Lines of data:
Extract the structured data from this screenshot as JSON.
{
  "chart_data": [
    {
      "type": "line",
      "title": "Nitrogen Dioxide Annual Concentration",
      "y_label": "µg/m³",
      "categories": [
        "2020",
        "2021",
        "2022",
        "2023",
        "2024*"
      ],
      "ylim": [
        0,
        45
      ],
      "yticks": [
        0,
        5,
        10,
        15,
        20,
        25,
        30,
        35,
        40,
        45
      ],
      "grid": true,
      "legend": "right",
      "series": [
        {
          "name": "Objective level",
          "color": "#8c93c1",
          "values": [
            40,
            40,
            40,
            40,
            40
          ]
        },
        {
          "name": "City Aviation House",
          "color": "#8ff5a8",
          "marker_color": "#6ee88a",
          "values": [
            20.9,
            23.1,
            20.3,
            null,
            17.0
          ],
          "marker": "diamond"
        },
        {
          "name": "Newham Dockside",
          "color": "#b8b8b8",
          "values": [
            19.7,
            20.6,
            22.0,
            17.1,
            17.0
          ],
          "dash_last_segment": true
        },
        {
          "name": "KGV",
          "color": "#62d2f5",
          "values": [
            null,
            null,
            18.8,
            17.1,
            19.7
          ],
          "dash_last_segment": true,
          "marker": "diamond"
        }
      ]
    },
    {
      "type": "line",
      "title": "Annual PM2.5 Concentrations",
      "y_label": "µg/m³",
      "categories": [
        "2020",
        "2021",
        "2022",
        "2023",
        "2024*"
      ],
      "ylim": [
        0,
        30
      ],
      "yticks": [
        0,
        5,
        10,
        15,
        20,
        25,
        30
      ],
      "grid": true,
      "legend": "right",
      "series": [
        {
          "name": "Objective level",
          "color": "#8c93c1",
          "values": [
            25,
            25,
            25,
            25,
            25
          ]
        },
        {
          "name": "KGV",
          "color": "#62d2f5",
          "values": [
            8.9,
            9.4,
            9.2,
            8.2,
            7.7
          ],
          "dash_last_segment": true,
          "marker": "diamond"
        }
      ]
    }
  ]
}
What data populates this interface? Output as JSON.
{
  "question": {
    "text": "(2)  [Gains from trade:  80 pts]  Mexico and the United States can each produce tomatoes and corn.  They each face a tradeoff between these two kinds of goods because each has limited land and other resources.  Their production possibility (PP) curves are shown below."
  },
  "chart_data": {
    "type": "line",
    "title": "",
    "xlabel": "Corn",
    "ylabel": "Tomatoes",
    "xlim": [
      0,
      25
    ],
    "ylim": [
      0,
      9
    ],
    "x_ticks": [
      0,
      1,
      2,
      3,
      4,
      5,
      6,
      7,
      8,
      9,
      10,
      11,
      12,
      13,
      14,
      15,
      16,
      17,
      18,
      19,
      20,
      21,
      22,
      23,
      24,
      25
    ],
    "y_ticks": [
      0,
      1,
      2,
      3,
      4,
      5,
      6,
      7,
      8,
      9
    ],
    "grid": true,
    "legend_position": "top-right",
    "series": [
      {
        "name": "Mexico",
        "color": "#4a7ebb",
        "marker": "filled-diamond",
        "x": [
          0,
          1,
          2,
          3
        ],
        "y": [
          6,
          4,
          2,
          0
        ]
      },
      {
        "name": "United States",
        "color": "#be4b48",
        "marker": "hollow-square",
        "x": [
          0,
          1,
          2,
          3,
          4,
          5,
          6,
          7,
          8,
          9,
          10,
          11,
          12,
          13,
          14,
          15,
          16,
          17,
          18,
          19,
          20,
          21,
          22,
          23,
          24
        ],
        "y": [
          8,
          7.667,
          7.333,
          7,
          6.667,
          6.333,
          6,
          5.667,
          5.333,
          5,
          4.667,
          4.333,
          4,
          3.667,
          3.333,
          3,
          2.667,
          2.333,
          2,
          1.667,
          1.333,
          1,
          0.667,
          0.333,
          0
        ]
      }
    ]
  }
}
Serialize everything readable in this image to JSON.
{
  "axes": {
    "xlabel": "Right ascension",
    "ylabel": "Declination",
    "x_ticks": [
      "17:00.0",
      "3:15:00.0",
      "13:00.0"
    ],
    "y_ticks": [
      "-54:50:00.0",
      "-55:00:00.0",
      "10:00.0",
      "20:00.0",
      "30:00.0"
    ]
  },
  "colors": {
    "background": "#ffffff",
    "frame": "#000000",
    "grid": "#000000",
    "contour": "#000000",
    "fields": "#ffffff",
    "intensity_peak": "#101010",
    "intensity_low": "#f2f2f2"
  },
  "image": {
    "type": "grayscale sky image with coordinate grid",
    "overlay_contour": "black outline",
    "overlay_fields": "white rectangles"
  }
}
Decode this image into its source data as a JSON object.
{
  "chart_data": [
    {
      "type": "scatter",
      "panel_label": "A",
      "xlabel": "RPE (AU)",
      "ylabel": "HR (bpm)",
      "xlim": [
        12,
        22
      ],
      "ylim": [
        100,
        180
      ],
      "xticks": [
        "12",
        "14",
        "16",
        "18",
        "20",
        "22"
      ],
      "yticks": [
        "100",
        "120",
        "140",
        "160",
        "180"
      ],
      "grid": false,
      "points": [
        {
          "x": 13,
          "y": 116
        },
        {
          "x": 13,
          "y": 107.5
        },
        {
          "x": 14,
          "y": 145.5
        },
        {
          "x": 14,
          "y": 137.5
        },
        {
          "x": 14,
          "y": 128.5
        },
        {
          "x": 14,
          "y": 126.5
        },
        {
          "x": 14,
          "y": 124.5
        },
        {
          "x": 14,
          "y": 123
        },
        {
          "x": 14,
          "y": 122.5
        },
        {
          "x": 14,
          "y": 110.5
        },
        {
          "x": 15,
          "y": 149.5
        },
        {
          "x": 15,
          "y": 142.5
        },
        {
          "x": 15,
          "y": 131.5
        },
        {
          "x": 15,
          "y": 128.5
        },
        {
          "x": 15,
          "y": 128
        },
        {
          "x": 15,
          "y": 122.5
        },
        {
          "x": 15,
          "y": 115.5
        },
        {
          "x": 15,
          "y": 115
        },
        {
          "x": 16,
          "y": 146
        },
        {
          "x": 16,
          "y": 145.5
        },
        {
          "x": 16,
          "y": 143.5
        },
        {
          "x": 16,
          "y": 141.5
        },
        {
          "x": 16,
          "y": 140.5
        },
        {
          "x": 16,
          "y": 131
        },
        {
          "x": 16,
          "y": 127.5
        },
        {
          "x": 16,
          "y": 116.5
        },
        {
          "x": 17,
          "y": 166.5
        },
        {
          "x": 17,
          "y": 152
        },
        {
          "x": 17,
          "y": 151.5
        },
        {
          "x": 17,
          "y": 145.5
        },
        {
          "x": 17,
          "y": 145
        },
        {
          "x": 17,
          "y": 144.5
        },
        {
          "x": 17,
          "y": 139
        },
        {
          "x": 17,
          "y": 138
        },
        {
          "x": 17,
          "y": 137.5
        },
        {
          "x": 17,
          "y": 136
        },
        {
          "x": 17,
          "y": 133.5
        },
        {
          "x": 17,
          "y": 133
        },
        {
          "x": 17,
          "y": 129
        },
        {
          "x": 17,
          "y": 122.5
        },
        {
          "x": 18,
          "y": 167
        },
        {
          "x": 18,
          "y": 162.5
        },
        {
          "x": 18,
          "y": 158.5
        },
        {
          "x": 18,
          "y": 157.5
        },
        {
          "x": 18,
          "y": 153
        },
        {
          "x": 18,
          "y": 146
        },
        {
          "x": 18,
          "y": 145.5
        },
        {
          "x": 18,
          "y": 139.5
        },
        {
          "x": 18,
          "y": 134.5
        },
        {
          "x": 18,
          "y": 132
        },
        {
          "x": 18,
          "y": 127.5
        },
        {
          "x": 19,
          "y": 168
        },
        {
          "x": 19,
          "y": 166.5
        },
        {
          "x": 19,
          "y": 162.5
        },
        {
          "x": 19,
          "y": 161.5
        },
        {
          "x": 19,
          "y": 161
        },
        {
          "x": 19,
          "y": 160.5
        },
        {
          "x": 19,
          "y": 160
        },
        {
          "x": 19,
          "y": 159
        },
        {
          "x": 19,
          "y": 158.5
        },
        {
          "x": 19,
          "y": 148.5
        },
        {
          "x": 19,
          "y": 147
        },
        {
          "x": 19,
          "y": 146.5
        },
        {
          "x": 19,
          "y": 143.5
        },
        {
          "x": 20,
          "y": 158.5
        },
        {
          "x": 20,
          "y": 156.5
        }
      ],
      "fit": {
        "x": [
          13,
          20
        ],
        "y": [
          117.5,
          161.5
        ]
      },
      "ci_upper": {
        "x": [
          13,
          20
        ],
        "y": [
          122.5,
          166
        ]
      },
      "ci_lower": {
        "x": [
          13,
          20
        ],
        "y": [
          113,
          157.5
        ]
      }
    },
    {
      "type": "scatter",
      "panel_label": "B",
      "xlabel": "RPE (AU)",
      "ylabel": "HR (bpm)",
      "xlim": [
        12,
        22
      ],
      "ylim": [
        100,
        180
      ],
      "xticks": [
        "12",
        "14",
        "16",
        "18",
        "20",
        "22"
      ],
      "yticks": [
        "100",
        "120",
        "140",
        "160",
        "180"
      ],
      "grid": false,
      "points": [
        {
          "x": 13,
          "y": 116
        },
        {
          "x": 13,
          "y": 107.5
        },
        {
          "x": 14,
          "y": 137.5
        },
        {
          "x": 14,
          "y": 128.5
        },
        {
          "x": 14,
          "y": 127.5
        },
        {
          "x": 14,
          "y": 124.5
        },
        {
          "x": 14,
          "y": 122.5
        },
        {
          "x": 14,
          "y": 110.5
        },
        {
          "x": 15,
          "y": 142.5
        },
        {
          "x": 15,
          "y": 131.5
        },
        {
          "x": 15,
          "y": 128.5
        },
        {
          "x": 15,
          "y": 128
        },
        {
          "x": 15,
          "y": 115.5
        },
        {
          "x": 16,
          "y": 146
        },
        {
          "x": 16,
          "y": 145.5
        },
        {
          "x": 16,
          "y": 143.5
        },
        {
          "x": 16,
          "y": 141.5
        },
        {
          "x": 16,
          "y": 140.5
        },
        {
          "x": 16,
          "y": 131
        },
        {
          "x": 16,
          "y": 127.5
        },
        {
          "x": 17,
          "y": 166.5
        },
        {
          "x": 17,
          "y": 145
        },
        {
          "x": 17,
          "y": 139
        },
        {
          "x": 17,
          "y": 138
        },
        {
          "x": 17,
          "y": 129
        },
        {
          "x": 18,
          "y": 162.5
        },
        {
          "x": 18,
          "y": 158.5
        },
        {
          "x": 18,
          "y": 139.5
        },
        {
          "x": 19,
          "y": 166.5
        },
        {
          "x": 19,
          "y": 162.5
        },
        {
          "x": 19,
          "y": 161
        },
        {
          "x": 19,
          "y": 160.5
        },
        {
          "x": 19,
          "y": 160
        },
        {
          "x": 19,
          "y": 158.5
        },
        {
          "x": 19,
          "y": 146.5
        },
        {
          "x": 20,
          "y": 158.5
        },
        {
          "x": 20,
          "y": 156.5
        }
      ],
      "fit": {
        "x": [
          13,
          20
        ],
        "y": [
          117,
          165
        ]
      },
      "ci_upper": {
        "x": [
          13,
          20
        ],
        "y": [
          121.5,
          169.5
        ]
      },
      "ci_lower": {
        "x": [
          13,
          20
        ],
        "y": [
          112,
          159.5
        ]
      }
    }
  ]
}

> INSTRUCTIONS TO FOLLOW: Isolate each line of the listing above that includes "Annual". Copy it.

> CORRECT RESPONSE:
      "title": "Nitrogen Dioxide Annual Concentration",
      "title": "Annual PM2.5 Concentrations",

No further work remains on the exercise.